(Stored items from a collection)
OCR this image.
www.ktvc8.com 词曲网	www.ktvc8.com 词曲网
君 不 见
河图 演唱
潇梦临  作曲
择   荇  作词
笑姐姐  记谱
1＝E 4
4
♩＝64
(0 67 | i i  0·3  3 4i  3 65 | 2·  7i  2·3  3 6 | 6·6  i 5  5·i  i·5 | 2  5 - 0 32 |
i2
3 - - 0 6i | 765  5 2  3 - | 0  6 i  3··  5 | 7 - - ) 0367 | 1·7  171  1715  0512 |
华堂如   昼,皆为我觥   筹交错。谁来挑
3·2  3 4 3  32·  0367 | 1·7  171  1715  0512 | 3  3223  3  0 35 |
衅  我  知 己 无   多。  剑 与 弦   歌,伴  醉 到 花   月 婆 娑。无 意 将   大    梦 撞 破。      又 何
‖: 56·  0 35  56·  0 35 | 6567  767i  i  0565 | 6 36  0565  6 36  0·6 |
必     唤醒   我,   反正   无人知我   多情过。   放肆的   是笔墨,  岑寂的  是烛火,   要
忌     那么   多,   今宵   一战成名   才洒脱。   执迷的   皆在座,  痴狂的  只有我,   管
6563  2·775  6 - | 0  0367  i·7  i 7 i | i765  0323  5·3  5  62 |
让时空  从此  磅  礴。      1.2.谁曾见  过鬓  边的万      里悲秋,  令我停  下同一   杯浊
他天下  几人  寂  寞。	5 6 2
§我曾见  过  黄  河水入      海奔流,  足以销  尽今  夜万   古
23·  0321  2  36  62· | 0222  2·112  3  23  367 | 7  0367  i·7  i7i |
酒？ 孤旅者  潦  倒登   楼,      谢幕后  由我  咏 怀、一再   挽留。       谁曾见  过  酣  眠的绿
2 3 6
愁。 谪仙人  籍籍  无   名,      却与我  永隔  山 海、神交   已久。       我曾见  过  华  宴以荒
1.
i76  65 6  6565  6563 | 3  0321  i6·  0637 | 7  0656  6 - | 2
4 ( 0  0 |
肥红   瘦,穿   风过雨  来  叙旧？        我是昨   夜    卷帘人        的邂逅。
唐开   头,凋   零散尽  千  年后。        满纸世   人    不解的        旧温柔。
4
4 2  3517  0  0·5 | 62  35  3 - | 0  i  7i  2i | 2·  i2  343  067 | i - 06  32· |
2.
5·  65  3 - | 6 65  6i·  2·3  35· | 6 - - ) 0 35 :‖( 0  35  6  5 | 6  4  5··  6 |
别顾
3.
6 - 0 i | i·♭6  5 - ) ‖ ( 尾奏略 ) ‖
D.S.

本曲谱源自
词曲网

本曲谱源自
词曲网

• Problem to work on: Repeat the records above in full, character for character.

• Result for this task:
OCR this image.
www.ktvc8.com 词曲网	www.ktvc8.com 词曲网
君 不 见
河图 演唱
潇梦临  作曲
择   荇  作词
笑姐姐  记谱
1＝E 4
4
♩＝64
(0 67 | i i  0·3  3 4i  3 65 | 2·  7i  2·3  3 6 | 6·6  i 5  5·i  i·5 | 2  5 - 0 32 |
i2
3 - - 0 6i | 765  5 2  3 - | 0  6 i  3··  5 | 7 - - ) 0367 | 1·7  171  1715  0512 |
华堂如   昼,皆为我觥   筹交错。谁来挑
3·2  3 4 3  32·  0367 | 1·7  171  1715  0512 | 3  3223  3  0 35 |
衅  我  知 己 无   多。  剑 与 弦   歌,伴  醉 到 花   月 婆 娑。无 意 将   大    梦 撞 破。      又 何
‖: 56·  0 35  56·  0 35 | 6567  767i  i  0565 | 6 36  0565  6 36  0·6 |
必     唤醒   我,   反正   无人知我   多情过。   放肆的   是笔墨,  岑寂的  是烛火,   要
忌     那么   多,   今宵   一战成名   才洒脱。   执迷的   皆在座,  痴狂的  只有我,   管
6563  2·775  6 - | 0  0367  i·7  i 7 i | i765  0323  5·3  5  62 |
让时空  从此  磅  礴。      1.2.谁曾见  过鬓  边的万      里悲秋,  令我停  下同一   杯浊
他天下  几人  寂  寞。	5 6 2
§我曾见  过  黄  河水入      海奔流,  足以销  尽今  夜万   古
23·  0321  2  36  62· | 0222  2·112  3  23  367 | 7  0367  i·7  i7i |
酒？ 孤旅者  潦  倒登   楼,      谢幕后  由我  咏 怀、一再   挽留。       谁曾见  过  酣  眠的绿
2 3 6
愁。 谪仙人  籍籍  无   名,      却与我  永隔  山 海、神交   已久。       我曾见  过  华  宴以荒
1.
i76  65 6  6565  6563 | 3  0321  i6·  0637 | 7  0656  6 - | 2
4 ( 0  0 |
肥红   瘦,穿   风过雨  来  叙旧？        我是昨   夜    卷帘人        的邂逅。
唐开   头,凋   零散尽  千  年后。        满纸世   人    不解的        旧温柔。
4
4 2  3517  0  0·5 | 62  35  3 - | 0  i  7i  2i | 2·  i2  343  067 | i - 06  32· |
2.
5·  65  3 - | 6 65  6i·  2·3  35· | 6 - - ) 0 35 :‖( 0  35  6  5 | 6  4  5··  6 |
别顾
3.
6 - 0 i | i·♭6  5 - ) ‖ ( 尾奏略 ) ‖
D.S.

本曲谱源自
词曲网

本曲谱源自
词曲网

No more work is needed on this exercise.